⟨

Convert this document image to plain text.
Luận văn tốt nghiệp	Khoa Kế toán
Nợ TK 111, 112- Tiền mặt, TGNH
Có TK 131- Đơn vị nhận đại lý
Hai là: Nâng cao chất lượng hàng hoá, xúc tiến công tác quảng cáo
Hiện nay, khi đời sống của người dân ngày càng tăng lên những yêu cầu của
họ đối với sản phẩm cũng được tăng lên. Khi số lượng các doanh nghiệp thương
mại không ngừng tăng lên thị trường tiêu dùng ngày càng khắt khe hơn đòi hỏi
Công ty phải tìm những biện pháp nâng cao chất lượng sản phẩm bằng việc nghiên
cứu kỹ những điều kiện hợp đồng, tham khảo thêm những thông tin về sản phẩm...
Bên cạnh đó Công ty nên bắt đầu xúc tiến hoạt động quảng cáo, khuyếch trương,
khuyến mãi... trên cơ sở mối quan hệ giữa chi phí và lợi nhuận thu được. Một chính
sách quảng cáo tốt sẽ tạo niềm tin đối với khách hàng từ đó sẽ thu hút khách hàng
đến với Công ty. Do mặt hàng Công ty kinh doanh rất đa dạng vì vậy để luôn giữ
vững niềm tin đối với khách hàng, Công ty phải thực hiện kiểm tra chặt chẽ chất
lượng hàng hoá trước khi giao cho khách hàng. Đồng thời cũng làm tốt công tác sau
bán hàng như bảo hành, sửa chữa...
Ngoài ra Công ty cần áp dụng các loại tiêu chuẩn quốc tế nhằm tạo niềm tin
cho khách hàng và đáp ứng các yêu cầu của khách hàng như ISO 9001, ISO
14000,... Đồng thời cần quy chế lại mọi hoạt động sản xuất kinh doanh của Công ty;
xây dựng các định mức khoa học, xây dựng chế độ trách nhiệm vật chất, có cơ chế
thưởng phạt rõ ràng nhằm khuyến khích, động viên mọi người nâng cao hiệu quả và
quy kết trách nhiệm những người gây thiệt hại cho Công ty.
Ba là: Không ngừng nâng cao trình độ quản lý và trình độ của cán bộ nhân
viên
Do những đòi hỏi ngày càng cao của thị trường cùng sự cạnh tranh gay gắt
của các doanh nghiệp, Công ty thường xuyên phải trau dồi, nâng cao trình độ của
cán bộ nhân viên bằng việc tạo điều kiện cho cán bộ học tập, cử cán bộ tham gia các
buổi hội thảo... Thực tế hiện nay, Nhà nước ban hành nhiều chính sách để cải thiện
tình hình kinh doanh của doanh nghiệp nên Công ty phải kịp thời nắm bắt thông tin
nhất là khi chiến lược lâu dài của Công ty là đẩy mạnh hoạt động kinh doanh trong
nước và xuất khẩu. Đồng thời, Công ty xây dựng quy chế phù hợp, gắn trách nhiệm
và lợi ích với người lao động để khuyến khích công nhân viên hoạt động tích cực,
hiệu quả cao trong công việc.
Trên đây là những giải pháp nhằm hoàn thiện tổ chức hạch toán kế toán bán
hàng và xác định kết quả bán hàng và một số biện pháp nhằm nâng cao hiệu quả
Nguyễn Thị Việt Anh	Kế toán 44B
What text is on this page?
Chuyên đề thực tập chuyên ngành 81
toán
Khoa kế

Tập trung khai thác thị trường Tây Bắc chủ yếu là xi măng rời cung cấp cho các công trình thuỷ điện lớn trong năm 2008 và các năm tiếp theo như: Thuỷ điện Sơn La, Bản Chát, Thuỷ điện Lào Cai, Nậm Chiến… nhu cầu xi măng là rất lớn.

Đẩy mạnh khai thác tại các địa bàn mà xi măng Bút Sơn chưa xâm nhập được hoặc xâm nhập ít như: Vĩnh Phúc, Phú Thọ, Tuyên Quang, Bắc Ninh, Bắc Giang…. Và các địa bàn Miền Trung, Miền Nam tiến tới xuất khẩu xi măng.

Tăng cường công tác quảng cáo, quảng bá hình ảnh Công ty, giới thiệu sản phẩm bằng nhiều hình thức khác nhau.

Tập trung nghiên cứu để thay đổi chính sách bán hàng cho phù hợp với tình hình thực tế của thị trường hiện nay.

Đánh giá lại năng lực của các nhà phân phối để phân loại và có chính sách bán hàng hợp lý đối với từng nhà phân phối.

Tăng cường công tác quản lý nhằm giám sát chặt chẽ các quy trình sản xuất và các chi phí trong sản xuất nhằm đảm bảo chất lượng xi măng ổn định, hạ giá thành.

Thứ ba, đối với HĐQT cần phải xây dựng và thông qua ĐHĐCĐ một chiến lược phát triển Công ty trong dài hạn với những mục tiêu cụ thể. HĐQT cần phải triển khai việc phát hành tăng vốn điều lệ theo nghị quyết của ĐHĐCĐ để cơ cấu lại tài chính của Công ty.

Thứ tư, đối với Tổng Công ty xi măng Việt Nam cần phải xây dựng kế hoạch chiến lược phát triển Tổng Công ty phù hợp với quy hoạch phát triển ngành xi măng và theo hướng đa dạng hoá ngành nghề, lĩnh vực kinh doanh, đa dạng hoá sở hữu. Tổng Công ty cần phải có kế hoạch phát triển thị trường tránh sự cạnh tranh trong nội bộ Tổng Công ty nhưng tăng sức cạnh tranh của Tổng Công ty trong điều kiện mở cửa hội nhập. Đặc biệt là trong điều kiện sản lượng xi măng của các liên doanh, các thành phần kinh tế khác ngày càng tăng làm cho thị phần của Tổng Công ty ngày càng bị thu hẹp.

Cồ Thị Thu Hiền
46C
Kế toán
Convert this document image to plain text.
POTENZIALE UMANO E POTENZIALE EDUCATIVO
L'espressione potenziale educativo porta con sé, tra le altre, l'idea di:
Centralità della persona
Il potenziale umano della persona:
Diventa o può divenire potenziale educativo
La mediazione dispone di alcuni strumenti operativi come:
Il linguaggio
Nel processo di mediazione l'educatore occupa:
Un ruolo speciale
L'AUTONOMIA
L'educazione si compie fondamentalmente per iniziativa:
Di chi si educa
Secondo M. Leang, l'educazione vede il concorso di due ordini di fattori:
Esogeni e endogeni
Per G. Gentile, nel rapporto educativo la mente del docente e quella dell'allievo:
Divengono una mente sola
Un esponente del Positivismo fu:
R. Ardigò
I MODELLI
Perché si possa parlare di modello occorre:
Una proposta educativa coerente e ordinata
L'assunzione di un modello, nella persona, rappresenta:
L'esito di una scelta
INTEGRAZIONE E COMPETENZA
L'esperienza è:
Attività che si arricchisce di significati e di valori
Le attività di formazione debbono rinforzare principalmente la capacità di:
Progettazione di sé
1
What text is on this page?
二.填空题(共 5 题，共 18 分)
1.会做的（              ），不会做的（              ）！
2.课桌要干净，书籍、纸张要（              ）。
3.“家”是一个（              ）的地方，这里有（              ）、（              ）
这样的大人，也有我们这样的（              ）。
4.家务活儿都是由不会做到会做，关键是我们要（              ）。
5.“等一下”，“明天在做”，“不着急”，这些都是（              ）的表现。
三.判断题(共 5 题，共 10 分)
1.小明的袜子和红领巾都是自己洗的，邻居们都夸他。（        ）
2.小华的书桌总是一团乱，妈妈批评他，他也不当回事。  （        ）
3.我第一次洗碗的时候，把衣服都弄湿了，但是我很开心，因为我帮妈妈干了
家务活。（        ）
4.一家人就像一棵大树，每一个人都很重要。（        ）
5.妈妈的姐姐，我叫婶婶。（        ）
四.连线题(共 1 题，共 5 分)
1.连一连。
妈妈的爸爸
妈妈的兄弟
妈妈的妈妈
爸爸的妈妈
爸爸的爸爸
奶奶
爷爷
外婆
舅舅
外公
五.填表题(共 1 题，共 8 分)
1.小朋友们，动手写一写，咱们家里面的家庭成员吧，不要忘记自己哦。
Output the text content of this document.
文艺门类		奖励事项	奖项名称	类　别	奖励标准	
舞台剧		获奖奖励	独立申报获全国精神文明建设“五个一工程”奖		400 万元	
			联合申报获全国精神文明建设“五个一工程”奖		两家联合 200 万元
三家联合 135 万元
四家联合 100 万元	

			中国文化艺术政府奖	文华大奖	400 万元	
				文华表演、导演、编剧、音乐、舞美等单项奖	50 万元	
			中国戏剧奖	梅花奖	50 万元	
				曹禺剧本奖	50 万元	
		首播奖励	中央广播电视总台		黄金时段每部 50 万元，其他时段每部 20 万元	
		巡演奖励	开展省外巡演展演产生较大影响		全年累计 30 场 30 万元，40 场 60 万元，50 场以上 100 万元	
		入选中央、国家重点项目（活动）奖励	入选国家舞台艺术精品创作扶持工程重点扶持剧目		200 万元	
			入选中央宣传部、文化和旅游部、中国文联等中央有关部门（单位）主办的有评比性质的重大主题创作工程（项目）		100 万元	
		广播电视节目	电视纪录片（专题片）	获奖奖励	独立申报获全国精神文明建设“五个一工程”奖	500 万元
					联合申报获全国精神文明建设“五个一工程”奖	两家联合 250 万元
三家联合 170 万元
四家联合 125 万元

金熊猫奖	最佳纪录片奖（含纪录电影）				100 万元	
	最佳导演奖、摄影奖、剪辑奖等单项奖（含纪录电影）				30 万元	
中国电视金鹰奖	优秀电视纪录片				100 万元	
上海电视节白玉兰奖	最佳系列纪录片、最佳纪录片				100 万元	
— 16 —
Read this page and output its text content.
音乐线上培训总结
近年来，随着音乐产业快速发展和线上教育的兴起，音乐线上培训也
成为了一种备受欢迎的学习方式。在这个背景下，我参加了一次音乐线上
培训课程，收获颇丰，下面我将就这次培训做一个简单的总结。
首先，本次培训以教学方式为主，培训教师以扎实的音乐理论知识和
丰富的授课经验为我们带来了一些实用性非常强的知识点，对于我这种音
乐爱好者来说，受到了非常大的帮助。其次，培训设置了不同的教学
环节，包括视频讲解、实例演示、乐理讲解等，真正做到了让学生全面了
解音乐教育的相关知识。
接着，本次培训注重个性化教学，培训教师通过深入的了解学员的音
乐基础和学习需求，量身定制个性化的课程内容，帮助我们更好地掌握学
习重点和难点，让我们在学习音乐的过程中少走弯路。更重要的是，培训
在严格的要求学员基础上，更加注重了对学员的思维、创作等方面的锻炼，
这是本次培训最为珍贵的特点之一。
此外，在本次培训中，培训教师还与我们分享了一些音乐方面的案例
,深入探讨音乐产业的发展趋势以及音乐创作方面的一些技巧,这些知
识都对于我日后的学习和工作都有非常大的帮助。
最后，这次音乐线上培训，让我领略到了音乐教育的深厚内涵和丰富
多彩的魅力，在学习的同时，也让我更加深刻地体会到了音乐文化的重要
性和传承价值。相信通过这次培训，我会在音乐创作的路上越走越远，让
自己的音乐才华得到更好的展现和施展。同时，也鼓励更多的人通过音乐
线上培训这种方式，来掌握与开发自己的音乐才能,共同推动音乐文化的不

⟩

# SHORT TASK
Show the lines of the records that contain the word "nhằm".

# EXERCISE RESULT
Ngoài ra Công ty cần áp dụng các loại tiêu chuẩn quốc tế nhằm tạo niềm tin
thưởng phạt rõ ràng nhằm khuyến khích, động viên mọi người nâng cao hiệu quả và
Trên đây là những giải pháp nhằm hoàn thiện tổ chức hạch toán kế toán bán
hàng và xác định kết quả bán hàng và một số biện pháp nhằm nâng cao hiệu quả
Tăng cường công tác quản lý nhằm giám sát chặt chẽ các quy trình sản xuất và các chi phí trong sản xuất nhằm đảm bảo chất lượng xi măng ổn định, hạ giá thành.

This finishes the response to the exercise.